> _WORK INSTRUCTIONS_: Gather from the listing below each line that includes the word "detector", and copy it.

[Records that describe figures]
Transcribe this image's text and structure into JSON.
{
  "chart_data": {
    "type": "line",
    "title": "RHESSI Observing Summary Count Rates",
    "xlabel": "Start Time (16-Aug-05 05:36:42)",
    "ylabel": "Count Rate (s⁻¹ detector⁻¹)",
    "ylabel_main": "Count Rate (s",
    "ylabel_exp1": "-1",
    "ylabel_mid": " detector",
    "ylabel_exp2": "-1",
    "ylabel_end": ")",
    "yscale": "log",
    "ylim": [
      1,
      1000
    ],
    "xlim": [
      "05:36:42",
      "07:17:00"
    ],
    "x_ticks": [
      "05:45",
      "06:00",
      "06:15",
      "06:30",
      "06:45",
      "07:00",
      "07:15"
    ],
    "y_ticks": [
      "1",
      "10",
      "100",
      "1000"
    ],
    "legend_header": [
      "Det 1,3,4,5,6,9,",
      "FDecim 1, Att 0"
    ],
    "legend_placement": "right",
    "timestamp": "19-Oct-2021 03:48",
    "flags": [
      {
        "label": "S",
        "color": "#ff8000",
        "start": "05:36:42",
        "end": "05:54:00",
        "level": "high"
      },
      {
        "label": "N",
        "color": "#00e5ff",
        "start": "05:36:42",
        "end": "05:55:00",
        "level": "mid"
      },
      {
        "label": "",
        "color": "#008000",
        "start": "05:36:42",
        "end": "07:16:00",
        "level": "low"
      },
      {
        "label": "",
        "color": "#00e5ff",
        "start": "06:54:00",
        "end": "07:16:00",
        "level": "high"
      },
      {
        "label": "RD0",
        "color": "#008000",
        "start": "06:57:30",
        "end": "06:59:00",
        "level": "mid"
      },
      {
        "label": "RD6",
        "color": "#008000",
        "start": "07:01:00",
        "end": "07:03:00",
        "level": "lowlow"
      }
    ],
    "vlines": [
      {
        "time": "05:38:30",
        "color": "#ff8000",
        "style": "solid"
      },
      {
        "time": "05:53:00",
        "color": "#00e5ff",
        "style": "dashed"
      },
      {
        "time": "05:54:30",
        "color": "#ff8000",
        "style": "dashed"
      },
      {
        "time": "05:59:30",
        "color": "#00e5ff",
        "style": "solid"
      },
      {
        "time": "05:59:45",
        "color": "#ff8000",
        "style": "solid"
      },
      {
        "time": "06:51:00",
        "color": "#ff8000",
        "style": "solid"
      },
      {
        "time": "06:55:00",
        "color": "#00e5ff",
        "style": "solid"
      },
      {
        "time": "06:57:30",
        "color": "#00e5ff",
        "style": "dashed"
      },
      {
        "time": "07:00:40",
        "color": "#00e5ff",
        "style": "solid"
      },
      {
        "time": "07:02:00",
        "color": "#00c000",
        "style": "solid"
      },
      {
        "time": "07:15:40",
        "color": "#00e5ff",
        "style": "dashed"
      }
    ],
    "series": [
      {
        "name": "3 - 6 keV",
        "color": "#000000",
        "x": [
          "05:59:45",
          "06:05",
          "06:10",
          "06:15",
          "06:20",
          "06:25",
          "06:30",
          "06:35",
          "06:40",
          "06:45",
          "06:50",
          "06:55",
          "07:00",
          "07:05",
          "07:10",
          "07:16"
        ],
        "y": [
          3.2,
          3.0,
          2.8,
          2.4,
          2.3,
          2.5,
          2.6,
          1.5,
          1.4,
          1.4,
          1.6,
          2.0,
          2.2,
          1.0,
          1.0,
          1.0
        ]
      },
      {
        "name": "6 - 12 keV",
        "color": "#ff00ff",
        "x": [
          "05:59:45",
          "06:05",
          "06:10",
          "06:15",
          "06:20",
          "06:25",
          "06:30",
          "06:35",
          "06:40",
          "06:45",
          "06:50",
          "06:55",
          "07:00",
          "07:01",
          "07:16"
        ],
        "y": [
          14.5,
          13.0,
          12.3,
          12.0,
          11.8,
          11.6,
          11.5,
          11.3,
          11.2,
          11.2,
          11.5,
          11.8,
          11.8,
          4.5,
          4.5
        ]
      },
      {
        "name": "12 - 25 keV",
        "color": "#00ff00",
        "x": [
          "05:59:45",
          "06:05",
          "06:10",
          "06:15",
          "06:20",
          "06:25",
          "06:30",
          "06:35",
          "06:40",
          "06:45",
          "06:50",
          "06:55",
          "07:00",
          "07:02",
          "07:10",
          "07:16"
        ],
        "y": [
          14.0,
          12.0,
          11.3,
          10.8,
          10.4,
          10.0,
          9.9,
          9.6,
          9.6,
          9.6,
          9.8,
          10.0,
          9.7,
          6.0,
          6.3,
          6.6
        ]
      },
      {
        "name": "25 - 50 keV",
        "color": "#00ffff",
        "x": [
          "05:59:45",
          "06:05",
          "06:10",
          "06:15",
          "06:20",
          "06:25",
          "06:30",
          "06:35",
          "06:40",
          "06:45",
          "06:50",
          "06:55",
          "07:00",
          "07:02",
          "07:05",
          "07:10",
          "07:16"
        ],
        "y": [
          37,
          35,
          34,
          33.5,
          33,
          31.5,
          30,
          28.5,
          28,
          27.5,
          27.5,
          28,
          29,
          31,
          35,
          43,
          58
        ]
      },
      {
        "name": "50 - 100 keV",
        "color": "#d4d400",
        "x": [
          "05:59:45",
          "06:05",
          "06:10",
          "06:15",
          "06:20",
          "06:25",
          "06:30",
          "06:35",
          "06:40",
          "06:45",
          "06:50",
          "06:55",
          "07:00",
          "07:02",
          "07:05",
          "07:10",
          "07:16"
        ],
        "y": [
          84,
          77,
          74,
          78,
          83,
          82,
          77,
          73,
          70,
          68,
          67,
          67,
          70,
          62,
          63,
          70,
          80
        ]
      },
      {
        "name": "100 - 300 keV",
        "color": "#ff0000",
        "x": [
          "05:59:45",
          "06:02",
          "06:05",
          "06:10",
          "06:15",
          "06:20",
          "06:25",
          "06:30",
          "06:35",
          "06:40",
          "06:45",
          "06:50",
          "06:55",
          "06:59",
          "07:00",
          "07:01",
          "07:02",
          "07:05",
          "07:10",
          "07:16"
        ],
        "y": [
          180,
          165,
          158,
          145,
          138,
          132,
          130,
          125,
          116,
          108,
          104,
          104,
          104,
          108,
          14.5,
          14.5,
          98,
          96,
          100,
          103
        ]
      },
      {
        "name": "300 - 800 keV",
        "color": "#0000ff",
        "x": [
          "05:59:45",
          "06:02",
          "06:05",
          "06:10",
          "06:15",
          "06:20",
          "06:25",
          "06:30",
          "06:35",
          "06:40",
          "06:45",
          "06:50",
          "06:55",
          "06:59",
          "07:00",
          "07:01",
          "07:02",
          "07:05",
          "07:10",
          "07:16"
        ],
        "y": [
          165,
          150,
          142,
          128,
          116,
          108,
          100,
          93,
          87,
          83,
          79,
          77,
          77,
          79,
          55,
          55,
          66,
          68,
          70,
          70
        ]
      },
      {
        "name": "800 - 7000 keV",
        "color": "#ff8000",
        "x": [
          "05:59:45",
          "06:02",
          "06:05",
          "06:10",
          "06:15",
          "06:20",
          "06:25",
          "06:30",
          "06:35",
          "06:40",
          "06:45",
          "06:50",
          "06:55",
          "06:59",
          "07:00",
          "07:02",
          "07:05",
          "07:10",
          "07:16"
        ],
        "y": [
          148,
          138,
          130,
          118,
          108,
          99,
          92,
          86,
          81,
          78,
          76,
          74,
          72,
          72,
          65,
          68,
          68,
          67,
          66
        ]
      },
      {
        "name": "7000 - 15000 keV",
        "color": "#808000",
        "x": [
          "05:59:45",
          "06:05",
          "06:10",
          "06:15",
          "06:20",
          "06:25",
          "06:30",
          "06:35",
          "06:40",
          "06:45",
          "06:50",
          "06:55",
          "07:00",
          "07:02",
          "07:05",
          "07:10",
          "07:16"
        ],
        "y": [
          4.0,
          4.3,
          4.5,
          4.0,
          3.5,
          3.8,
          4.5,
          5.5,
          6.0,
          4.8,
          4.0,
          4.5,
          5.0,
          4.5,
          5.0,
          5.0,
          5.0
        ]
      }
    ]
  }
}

> _TASK SOLUTION_:
    "ylabel": "Count Rate (s⁻¹ detector⁻¹)",
    "ylabel_mid": " detector",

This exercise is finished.